__Goal__
Find and copy every line in the records that includes the string "attached".

__Data shown__
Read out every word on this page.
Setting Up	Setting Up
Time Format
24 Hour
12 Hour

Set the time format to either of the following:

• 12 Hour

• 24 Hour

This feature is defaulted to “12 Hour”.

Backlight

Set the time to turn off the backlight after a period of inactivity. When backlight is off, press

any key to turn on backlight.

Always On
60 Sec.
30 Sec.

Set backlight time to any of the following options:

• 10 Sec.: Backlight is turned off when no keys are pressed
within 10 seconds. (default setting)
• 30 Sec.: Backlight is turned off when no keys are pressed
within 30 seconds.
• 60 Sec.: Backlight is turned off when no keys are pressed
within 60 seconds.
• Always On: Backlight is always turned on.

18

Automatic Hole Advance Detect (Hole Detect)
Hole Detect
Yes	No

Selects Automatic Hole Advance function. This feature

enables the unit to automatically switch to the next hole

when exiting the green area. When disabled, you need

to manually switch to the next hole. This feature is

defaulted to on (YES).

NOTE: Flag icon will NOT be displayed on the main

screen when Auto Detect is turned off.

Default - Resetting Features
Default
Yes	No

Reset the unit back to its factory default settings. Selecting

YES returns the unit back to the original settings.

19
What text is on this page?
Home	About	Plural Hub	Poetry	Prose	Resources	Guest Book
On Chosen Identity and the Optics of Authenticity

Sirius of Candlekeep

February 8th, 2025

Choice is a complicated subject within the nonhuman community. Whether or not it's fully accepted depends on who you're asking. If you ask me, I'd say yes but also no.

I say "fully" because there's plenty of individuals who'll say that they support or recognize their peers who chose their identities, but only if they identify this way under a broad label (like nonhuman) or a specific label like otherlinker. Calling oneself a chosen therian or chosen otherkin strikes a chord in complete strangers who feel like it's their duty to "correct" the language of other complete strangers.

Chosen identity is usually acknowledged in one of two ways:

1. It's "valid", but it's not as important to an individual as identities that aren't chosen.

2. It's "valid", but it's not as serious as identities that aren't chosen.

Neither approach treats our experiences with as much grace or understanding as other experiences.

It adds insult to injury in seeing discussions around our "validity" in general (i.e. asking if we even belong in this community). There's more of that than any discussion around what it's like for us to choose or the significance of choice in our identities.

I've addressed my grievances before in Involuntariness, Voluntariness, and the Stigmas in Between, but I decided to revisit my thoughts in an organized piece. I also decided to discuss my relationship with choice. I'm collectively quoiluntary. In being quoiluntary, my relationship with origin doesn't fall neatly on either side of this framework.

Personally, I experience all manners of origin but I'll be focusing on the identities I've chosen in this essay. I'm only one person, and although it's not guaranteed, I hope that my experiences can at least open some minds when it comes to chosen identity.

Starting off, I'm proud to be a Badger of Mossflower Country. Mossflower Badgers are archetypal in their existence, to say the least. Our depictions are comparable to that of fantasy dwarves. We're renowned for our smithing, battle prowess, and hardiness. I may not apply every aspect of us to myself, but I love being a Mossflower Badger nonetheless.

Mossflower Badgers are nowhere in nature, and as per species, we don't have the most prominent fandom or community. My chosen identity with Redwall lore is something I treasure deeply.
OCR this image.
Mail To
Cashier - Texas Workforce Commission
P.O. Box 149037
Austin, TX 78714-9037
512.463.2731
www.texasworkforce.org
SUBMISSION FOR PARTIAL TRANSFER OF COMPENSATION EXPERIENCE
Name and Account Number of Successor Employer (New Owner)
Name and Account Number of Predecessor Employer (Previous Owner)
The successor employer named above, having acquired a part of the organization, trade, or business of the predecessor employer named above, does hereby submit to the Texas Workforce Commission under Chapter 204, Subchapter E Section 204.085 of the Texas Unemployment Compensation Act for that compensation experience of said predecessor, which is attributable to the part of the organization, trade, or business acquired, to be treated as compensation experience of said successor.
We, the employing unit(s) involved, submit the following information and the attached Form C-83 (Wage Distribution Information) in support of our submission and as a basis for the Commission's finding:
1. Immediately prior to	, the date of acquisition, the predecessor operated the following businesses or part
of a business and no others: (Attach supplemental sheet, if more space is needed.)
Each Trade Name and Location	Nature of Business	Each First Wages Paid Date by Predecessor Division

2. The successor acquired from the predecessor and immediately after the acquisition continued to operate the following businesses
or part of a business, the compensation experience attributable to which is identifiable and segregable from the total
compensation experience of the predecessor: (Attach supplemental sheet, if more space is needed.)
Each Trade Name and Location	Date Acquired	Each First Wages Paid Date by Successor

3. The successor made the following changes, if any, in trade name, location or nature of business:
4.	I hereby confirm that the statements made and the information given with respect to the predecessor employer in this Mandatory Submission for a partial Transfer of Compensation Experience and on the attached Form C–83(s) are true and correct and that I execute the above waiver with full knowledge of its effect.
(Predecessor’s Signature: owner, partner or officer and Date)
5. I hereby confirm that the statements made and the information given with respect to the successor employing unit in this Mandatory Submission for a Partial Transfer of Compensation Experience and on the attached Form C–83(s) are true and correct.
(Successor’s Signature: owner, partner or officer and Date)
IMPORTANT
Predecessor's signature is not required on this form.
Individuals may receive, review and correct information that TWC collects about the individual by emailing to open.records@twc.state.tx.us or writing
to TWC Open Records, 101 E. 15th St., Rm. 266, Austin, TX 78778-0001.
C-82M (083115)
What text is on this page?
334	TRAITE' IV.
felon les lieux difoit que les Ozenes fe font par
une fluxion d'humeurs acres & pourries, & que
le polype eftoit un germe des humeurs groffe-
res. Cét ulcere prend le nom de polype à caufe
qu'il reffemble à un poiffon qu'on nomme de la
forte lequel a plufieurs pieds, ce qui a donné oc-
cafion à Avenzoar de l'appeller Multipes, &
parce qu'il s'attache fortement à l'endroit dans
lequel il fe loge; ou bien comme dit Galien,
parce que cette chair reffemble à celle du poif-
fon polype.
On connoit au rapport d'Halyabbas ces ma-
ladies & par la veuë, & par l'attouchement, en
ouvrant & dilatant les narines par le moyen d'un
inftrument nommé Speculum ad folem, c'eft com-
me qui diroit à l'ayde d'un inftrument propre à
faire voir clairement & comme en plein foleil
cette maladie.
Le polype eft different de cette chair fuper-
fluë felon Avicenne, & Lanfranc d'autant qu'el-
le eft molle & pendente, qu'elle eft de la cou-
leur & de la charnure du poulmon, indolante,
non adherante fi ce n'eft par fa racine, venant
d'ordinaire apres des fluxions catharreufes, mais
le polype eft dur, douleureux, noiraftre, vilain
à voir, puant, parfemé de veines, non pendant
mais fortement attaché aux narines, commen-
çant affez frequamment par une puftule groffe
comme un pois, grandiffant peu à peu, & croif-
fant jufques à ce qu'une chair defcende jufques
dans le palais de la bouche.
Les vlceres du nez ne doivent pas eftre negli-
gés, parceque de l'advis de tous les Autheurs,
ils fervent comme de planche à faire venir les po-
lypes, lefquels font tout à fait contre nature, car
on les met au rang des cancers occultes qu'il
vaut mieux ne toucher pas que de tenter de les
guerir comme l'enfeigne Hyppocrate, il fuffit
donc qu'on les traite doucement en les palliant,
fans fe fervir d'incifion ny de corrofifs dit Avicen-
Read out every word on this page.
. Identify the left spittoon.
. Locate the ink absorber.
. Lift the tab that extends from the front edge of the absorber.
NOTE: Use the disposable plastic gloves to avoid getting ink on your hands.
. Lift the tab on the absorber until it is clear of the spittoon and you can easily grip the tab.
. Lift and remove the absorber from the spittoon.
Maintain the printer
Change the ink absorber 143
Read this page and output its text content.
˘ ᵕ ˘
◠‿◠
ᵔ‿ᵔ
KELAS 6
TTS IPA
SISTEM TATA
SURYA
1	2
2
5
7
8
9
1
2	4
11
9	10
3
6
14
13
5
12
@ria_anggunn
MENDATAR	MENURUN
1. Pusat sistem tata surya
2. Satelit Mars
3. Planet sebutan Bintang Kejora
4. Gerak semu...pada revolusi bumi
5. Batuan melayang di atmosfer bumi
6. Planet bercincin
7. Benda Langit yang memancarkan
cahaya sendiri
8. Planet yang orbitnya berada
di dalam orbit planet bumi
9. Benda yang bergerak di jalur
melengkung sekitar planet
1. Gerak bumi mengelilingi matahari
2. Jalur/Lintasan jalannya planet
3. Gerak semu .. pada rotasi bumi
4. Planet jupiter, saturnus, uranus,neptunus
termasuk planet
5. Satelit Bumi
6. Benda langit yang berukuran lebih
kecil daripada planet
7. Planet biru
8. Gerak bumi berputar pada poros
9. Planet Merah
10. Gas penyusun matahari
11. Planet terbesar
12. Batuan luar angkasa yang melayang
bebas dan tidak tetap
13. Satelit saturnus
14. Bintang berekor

__Written solution__
We, the employing unit(s) involved, submit the following information and the attached Form C-83 (Wage Distribution Information) in support of our submission and as a basis for the Commission's finding:
4.	I hereby confirm that the statements made and the information given with respect to the predecessor employer in this Mandatory Submission for a partial Transfer of Compensation Experience and on the attached Form C–83(s) are true and correct and that I execute the above waiver with full knowledge of its effect.
5. I hereby confirm that the statements made and the information given with respect to the successor employing unit in this Mandatory Submission for a Partial Transfer of Compensation Experience and on the attached Form C–83(s) are true and correct.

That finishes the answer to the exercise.